* **LISTING**
######

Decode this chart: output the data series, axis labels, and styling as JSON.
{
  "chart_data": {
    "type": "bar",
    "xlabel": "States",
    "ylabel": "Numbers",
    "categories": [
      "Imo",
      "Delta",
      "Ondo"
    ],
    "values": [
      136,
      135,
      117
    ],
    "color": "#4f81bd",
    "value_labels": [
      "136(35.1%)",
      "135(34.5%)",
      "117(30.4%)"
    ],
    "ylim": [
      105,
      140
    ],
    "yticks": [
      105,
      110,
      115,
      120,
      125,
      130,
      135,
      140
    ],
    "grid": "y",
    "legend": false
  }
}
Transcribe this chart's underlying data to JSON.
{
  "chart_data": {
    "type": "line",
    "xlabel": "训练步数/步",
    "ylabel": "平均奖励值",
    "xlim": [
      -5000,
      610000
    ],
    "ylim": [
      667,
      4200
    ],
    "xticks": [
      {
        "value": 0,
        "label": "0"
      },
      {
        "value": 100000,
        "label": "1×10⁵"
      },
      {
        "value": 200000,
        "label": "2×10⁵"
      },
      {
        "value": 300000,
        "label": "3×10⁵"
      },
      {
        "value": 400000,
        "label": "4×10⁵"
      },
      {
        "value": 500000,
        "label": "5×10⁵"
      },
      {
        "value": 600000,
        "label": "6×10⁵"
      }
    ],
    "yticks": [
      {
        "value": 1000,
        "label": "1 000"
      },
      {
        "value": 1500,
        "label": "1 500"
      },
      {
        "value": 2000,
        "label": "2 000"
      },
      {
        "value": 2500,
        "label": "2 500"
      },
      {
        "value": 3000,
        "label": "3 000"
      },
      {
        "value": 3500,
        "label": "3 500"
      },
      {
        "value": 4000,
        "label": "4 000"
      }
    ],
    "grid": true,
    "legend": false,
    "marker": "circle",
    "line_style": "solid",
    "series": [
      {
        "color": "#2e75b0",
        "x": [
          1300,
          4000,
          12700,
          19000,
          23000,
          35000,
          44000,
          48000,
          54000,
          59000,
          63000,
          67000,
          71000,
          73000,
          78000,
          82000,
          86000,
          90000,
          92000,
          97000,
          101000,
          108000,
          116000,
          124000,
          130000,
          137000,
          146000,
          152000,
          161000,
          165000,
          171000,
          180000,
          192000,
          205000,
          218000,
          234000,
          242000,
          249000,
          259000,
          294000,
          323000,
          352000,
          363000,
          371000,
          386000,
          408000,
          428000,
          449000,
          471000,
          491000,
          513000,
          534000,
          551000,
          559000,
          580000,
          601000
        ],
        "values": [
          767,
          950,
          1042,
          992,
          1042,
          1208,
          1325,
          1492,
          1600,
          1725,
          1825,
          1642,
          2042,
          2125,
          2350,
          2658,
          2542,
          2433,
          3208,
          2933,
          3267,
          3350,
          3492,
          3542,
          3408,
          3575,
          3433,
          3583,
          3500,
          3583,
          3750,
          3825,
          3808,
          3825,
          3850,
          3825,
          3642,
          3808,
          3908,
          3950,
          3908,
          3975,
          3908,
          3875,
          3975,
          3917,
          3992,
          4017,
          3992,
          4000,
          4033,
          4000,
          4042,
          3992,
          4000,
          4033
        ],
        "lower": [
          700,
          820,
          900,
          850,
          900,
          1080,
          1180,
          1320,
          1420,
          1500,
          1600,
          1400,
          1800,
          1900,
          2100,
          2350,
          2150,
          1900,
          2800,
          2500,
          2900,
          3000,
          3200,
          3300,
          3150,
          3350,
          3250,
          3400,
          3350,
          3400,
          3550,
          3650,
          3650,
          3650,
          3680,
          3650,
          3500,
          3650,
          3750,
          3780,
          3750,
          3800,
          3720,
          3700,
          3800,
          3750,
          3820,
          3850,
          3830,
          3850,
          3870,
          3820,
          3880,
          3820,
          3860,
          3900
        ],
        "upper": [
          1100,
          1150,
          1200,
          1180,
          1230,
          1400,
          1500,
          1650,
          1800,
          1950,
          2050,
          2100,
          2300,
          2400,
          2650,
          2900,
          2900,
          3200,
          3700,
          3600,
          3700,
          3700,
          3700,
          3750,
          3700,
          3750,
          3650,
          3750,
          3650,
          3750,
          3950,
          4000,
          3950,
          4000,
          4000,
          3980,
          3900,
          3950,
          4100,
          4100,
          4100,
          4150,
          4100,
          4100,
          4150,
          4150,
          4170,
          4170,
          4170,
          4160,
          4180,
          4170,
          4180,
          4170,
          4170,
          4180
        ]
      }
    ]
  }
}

######

* **SHORT EXERCISE**
Retype the material in full, character for character.

* **RESPONSE TO THIS TASK**
Decode this chart: output the data series, axis labels, and styling as JSON.
{
  "chart_data": {
    "type": "bar",
    "xlabel": "States",
    "ylabel": "Numbers",
    "categories": [
      "Imo",
      "Delta",
      "Ondo"
    ],
    "values": [
      136,
      135,
      117
    ],
    "color": "#4f81bd",
    "value_labels": [
      "136(35.1%)",
      "135(34.5%)",
      "117(30.4%)"
    ],
    "ylim": [
      105,
      140
    ],
    "yticks": [
      105,
      110,
      115,
      120,
      125,
      130,
      135,
      140
    ],
    "grid": "y",
    "legend": false
  }
}
Transcribe this chart's underlying data to JSON.
{
  "chart_data": {
    "type": "line",
    "xlabel": "训练步数/步",
    "ylabel": "平均奖励值",
    "xlim": [
      -5000,
      610000
    ],
    "ylim": [
      667,
      4200
    ],
    "xticks": [
      {
        "value": 0,
        "label": "0"
      },
      {
        "value": 100000,
        "label": "1×10⁵"
      },
      {
        "value": 200000,
        "label": "2×10⁵"
      },
      {
        "value": 300000,
        "label": "3×10⁵"
      },
      {
        "value": 400000,
        "label": "4×10⁵"
      },
      {
        "value": 500000,
        "label": "5×10⁵"
      },
      {
        "value": 600000,
        "label": "6×10⁵"
      }
    ],
    "yticks": [
      {
        "value": 1000,
        "label": "1 000"
      },
      {
        "value": 1500,
        "label": "1 500"
      },
      {
        "value": 2000,
        "label": "2 000"
      },
      {
        "value": 2500,
        "label": "2 500"
      },
      {
        "value": 3000,
        "label": "3 000"
      },
      {
        "value": 3500,
        "label": "3 500"
      },
      {
        "value": 4000,
        "label": "4 000"
      }
    ],
    "grid": true,
    "legend": false,
    "marker": "circle",
    "line_style": "solid",
    "series": [
      {
        "color": "#2e75b0",
        "x": [
          1300,
          4000,
          12700,
          19000,
          23000,
          35000,
          44000,
          48000,
          54000,
          59000,
          63000,
          67000,
          71000,
          73000,
          78000,
          82000,
          86000,
          90000,
          92000,
          97000,
          101000,
          108000,
          116000,
          124000,
          130000,
          137000,
          146000,
          152000,
          161000,
          165000,
          171000,
          180000,
          192000,
          205000,
          218000,
          234000,
          242000,
          249000,
          259000,
          294000,
          323000,
          352000,
          363000,
          371000,
          386000,
          408000,
          428000,
          449000,
          471000,
          491000,
          513000,
          534000,
          551000,
          559000,
          580000,
          601000
        ],
        "values": [
          767,
          950,
          1042,
          992,
          1042,
          1208,
          1325,
          1492,
          1600,
          1725,
          1825,
          1642,
          2042,
          2125,
          2350,
          2658,
          2542,
          2433,
          3208,
          2933,
          3267,
          3350,
          3492,
          3542,
          3408,
          3575,
          3433,
          3583,
          3500,
          3583,
          3750,
          3825,
          3808,
          3825,
          3850,
          3825,
          3642,
          3808,
          3908,
          3950,
          3908,
          3975,
          3908,
          3875,
          3975,
          3917,
          3992,
          4017,
          3992,
          4000,
          4033,
          4000,
          4042,
          3992,
          4000,
          4033
        ],
        "lower": [
          700,
          820,
          900,
          850,
          900,
          1080,
          1180,
          1320,
          1420,
          1500,
          1600,
          1400,
          1800,
          1900,
          2100,
          2350,
          2150,
          1900,
          2800,
          2500,
          2900,
          3000,
          3200,
          3300,
          3150,
          3350,
          3250,
          3400,
          3350,
          3400,
          3550,
          3650,
          3650,
          3650,
          3680,
          3650,
          3500,
          3650,
          3750,
          3780,
          3750,
          3800,
          3720,
          3700,
          3800,
          3750,
          3820,
          3850,
          3830,
          3850,
          3870,
          3820,
          3880,
          3820,
          3860,
          3900
        ],
        "upper": [
          1100,
          1150,
          1200,
          1180,
          1230,
          1400,
          1500,
          1650,
          1800,
          1950,
          2050,
          2100,
          2300,
          2400,
          2650,
          2900,
          2900,
          3200,
          3700,
          3600,
          3700,
          3700,
          3700,
          3750,
          3700,
          3750,
          3650,
          3750,
          3650,
          3750,
          3950,
          4000,
          3950,
          4000,
          4000,
          3980,
          3900,
          3950,
          4100,
          4100,
          4100,
          4150,
          4100,
          4100,
          4150,
          4150,
          4170,
          4170,
          4170,
          4160,
          4180,
          4170,
          4180,
          4170,
          4170,
          4180
        ]
      }
    ]
  }
}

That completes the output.